• **EXERCISE GOAL**: Copy out the entries below, swapping "electric motor" for "rotating machine" wherever it occurs and leaving everything else unchanged.

• **DATA ENTRIES**:
════════
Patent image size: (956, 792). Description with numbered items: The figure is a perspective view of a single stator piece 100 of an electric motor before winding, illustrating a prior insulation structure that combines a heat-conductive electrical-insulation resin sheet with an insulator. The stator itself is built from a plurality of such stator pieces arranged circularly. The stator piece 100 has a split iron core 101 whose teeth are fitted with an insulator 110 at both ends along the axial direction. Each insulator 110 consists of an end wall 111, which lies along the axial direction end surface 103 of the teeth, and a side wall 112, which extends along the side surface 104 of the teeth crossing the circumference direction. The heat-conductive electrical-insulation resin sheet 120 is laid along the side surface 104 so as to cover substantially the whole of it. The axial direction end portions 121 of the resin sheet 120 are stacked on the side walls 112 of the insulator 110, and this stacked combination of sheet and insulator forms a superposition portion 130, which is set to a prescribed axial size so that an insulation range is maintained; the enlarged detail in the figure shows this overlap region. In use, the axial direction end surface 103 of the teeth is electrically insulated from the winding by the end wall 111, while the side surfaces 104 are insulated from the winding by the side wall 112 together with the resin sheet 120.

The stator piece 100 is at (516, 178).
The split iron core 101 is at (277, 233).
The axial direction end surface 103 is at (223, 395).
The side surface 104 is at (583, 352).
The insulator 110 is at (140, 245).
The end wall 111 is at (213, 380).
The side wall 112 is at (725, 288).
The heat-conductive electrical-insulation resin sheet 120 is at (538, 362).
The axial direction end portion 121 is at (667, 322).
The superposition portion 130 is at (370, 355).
════════
• **SOLUTION**:
Patent image size: (956, 792). Description with numbered items: The figure is a perspective view of a single stator piece 100 of an rotating machine before winding, illustrating a prior insulation structure that combines a heat-conductive electrical-insulation resin sheet with an insulator. The stator itself is built from a plurality of such stator pieces arranged circularly. The stator piece 100 has a split iron core 101 whose teeth are fitted with an insulator 110 at both ends along the axial direction. Each insulator 110 consists of an end wall 111, which lies along the axial direction end surface 103 of the teeth, and a side wall 112, which extends along the side surface 104 of the teeth crossing the circumference direction. The heat-conductive electrical-insulation resin sheet 120 is laid along the side surface 104 so as to cover substantially the whole of it. The axial direction end portions 121 of the resin sheet 120 are stacked on the side walls 112 of the insulator 110, and this stacked combination of sheet and insulator forms a superposition portion 130, which is set to a prescribed axial size so that an insulation range is maintained; the enlarged detail in the figure shows this overlap region. In use, the axial direction end surface 103 of the teeth is electrically insulated from the winding by the end wall 111, while the side surfaces 104 are insulated from the winding by the side wall 112 together with the resin sheet 120.

The stator piece 100 is at (516, 178).
The split iron core 101 is at (277, 233).
The axial direction end surface 103 is at (223, 395).
The side surface 104 is at (583, 352).
The insulator 110 is at (140, 245).
The end wall 111 is at (213, 380).
The side wall 112 is at (725, 288).
The heat-conductive electrical-insulation resin sheet 120 is at (538, 362).
The axial direction end portion 121 is at (667, 322).
The superposition portion 130 is at (370, 355).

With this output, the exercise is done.